Would you output the whole listing below, exactly as it reads?
━━━━━ DATA ENTRIES ━━━━━
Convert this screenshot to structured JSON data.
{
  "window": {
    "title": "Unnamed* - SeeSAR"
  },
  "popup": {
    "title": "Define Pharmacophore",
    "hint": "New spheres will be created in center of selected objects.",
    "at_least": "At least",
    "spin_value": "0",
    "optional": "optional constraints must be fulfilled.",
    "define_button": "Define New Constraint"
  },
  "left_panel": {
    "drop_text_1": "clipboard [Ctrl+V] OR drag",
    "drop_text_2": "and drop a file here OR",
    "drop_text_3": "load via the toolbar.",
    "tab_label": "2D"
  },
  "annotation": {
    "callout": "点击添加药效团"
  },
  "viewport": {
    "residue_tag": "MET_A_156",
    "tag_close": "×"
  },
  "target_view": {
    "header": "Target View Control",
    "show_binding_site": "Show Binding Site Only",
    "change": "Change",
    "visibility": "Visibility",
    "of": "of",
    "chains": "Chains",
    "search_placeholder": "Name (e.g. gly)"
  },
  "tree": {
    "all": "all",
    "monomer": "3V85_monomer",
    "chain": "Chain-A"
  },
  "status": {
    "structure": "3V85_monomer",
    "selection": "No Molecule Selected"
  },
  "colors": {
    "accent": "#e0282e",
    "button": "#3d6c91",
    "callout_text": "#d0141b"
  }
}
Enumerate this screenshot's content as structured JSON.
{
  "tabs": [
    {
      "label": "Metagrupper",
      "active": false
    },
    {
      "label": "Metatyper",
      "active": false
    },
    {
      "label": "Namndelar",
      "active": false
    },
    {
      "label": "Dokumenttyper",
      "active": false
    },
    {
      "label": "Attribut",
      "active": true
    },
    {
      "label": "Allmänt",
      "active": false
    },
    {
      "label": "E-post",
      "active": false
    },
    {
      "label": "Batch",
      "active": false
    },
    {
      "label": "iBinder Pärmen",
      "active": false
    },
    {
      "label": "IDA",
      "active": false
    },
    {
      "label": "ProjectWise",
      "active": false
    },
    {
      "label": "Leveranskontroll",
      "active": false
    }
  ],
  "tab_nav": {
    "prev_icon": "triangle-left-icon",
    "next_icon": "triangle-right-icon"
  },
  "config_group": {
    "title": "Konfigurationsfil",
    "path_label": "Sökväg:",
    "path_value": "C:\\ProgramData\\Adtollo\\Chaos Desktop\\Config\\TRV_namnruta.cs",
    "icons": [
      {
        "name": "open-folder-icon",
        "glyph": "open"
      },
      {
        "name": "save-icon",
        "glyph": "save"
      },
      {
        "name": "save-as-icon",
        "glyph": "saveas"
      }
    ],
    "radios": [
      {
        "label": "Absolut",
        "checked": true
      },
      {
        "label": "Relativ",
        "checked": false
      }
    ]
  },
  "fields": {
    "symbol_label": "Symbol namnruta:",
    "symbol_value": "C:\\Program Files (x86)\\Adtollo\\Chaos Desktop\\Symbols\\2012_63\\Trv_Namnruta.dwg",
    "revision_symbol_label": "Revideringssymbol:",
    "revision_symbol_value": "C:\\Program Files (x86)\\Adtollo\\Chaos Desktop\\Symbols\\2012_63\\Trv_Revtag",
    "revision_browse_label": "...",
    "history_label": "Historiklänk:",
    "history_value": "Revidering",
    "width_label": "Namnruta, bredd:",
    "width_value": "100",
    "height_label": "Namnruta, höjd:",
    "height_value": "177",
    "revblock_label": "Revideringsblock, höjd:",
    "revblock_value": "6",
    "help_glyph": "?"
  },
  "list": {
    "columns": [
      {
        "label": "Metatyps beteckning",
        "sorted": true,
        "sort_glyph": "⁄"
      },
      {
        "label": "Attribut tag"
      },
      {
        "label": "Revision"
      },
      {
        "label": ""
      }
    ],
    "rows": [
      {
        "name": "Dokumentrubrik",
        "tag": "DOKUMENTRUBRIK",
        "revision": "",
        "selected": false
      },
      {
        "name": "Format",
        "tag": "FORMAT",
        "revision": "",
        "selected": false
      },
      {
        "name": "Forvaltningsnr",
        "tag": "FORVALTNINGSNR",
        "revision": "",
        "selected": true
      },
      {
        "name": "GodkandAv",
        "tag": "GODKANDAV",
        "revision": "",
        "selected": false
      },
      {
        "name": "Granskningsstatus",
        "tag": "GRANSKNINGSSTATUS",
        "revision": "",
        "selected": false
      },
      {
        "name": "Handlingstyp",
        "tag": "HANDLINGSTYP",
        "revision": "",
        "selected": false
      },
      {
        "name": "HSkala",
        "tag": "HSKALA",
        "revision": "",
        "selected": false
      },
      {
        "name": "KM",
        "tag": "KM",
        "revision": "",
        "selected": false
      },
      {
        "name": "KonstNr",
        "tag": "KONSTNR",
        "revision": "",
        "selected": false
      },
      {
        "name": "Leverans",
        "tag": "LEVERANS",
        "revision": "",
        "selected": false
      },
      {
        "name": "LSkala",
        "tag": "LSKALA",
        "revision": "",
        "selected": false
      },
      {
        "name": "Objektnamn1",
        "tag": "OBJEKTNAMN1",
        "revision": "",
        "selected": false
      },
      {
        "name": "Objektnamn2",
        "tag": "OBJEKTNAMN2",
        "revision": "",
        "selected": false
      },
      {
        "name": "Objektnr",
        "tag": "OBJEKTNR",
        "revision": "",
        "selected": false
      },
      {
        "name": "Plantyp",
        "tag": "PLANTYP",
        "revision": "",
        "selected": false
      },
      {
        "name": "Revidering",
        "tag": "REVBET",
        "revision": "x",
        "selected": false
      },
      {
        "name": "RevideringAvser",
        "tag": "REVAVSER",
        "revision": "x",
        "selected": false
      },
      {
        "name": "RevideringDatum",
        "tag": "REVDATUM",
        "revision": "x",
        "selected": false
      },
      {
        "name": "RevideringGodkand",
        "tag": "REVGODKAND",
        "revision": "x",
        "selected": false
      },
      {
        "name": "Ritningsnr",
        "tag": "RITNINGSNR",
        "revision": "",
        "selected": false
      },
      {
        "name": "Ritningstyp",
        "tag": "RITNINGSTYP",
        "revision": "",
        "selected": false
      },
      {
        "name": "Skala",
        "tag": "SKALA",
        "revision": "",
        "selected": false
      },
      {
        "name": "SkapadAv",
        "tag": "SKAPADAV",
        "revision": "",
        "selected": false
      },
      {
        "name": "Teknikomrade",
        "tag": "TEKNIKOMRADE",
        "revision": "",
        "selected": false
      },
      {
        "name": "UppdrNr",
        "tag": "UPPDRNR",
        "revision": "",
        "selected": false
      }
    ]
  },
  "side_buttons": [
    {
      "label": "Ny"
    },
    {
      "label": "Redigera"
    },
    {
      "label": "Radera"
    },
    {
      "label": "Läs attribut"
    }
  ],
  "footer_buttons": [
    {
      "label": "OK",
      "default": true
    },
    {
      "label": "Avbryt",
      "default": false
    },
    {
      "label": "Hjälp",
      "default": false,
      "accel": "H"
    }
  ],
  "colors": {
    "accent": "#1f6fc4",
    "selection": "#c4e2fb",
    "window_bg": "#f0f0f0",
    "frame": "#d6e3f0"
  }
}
━━━━━
SOLUTION TO THIS EXERCISE:
Convert this screenshot to structured JSON data.
{
  "window": {
    "title": "Unnamed* - SeeSAR"
  },
  "popup": {
    "title": "Define Pharmacophore",
    "hint": "New spheres will be created in center of selected objects.",
    "at_least": "At least",
    "spin_value": "0",
    "optional": "optional constraints must be fulfilled.",
    "define_button": "Define New Constraint"
  },
  "left_panel": {
    "drop_text_1": "clipboard [Ctrl+V] OR drag",
    "drop_text_2": "and drop a file here OR",
    "drop_text_3": "load via the toolbar.",
    "tab_label": "2D"
  },
  "annotation": {
    "callout": "点击添加药效团"
  },
  "viewport": {
    "residue_tag": "MET_A_156",
    "tag_close": "×"
  },
  "target_view": {
    "header": "Target View Control",
    "show_binding_site": "Show Binding Site Only",
    "change": "Change",
    "visibility": "Visibility",
    "of": "of",
    "chains": "Chains",
    "search_placeholder": "Name (e.g. gly)"
  },
  "tree": {
    "all": "all",
    "monomer": "3V85_monomer",
    "chain": "Chain-A"
  },
  "status": {
    "structure": "3V85_monomer",
    "selection": "No Molecule Selected"
  },
  "colors": {
    "accent": "#e0282e",
    "button": "#3d6c91",
    "callout_text": "#d0141b"
  }
}
Enumerate this screenshot's content as structured JSON.
{
  "tabs": [
    {
      "label": "Metagrupper",
      "active": false
    },
    {
      "label": "Metatyper",
      "active": false
    },
    {
      "label": "Namndelar",
      "active": false
    },
    {
      "label": "Dokumenttyper",
      "active": false
    },
    {
      "label": "Attribut",
      "active": true
    },
    {
      "label": "Allmänt",
      "active": false
    },
    {
      "label": "E-post",
      "active": false
    },
    {
      "label": "Batch",
      "active": false
    },
    {
      "label": "iBinder Pärmen",
      "active": false
    },
    {
      "label": "IDA",
      "active": false
    },
    {
      "label": "ProjectWise",
      "active": false
    },
    {
      "label": "Leveranskontroll",
      "active": false
    }
  ],
  "tab_nav": {
    "prev_icon": "triangle-left-icon",
    "next_icon": "triangle-right-icon"
  },
  "config_group": {
    "title": "Konfigurationsfil",
    "path_label": "Sökväg:",
    "path_value": "C:\\ProgramData\\Adtollo\\Chaos Desktop\\Config\\TRV_namnruta.cs",
    "icons": [
      {
        "name": "open-folder-icon",
        "glyph": "open"
      },
      {
        "name": "save-icon",
        "glyph": "save"
      },
      {
        "name": "save-as-icon",
        "glyph": "saveas"
      }
    ],
    "radios": [
      {
        "label": "Absolut",
        "checked": true
      },
      {
        "label": "Relativ",
        "checked": false
      }
    ]
  },
  "fields": {
    "symbol_label": "Symbol namnruta:",
    "symbol_value": "C:\\Program Files (x86)\\Adtollo\\Chaos Desktop\\Symbols\\2012_63\\Trv_Namnruta.dwg",
    "revision_symbol_label": "Revideringssymbol:",
    "revision_symbol_value": "C:\\Program Files (x86)\\Adtollo\\Chaos Desktop\\Symbols\\2012_63\\Trv_Revtag",
    "revision_browse_label": "...",
    "history_label": "Historiklänk:",
    "history_value": "Revidering",
    "width_label": "Namnruta, bredd:",
    "width_value": "100",
    "height_label": "Namnruta, höjd:",
    "height_value": "177",
    "revblock_label": "Revideringsblock, höjd:",
    "revblock_value": "6",
    "help_glyph": "?"
  },
  "list": {
    "columns": [
      {
        "label": "Metatyps beteckning",
        "sorted": true,
        "sort_glyph": "⁄"
      },
      {
        "label": "Attribut tag"
      },
      {
        "label": "Revision"
      },
      {
        "label": ""
      }
    ],
    "rows": [
      {
        "name": "Dokumentrubrik",
        "tag": "DOKUMENTRUBRIK",
        "revision": "",
        "selected": false
      },
      {
        "name": "Format",
        "tag": "FORMAT",
        "revision": "",
        "selected": false
      },
      {
        "name": "Forvaltningsnr",
        "tag": "FORVALTNINGSNR",
        "revision": "",
        "selected": true
      },
      {
        "name": "GodkandAv",
        "tag": "GODKANDAV",
        "revision": "",
        "selected": false
      },
      {
        "name": "Granskningsstatus",
        "tag": "GRANSKNINGSSTATUS",
        "revision": "",
        "selected": false
      },
      {
        "name": "Handlingstyp",
        "tag": "HANDLINGSTYP",
        "revision": "",
        "selected": false
      },
      {
        "name": "HSkala",
        "tag": "HSKALA",
        "revision": "",
        "selected": false
      },
      {
        "name": "KM",
        "tag": "KM",
        "revision": "",
        "selected": false
      },
      {
        "name": "KonstNr",
        "tag": "KONSTNR",
        "revision": "",
        "selected": false
      },
      {
        "name": "Leverans",
        "tag": "LEVERANS",
        "revision": "",
        "selected": false
      },
      {
        "name": "LSkala",
        "tag": "LSKALA",
        "revision": "",
        "selected": false
      },
      {
        "name": "Objektnamn1",
        "tag": "OBJEKTNAMN1",
        "revision": "",
        "selected": false
      },
      {
        "name": "Objektnamn2",
        "tag": "OBJEKTNAMN2",
        "revision": "",
        "selected": false
      },
      {
        "name": "Objektnr",
        "tag": "OBJEKTNR",
        "revision": "",
        "selected": false
      },
      {
        "name": "Plantyp",
        "tag": "PLANTYP",
        "revision": "",
        "selected": false
      },
      {
        "name": "Revidering",
        "tag": "REVBET",
        "revision": "x",
        "selected": false
      },
      {
        "name": "RevideringAvser",
        "tag": "REVAVSER",
        "revision": "x",
        "selected": false
      },
      {
        "name": "RevideringDatum",
        "tag": "REVDATUM",
        "revision": "x",
        "selected": false
      },
      {
        "name": "RevideringGodkand",
        "tag": "REVGODKAND",
        "revision": "x",
        "selected": false
      },
      {
        "name": "Ritningsnr",
        "tag": "RITNINGSNR",
        "revision": "",
        "selected": false
      },
      {
        "name": "Ritningstyp",
        "tag": "RITNINGSTYP",
        "revision": "",
        "selected": false
      },
      {
        "name": "Skala",
        "tag": "SKALA",
        "revision": "",
        "selected": false
      },
      {
        "name": "SkapadAv",
        "tag": "SKAPADAV",
        "revision": "",
        "selected": false
      },
      {
        "name": "Teknikomrade",
        "tag": "TEKNIKOMRADE",
        "revision": "",
        "selected": false
      },
      {
        "name": "UppdrNr",
        "tag": "UPPDRNR",
        "revision": "",
        "selected": false
      }
    ]
  },
  "side_buttons": [
    {
      "label": "Ny"
    },
    {
      "label": "Redigera"
    },
    {
      "label": "Radera"
    },
    {
      "label": "Läs attribut"
    }
  ],
  "footer_buttons": [
    {
      "label": "OK",
      "default": true
    },
    {
      "label": "Avbryt",
      "default": false
    },
    {
      "label": "Hjälp",
      "default": false,
      "accel": "H"
    }
  ],
  "colors": {
    "accent": "#1f6fc4",
    "selection": "#c4e2fb",
    "window_bg": "#f0f0f0",
    "frame": "#d6e3f0"
  }
}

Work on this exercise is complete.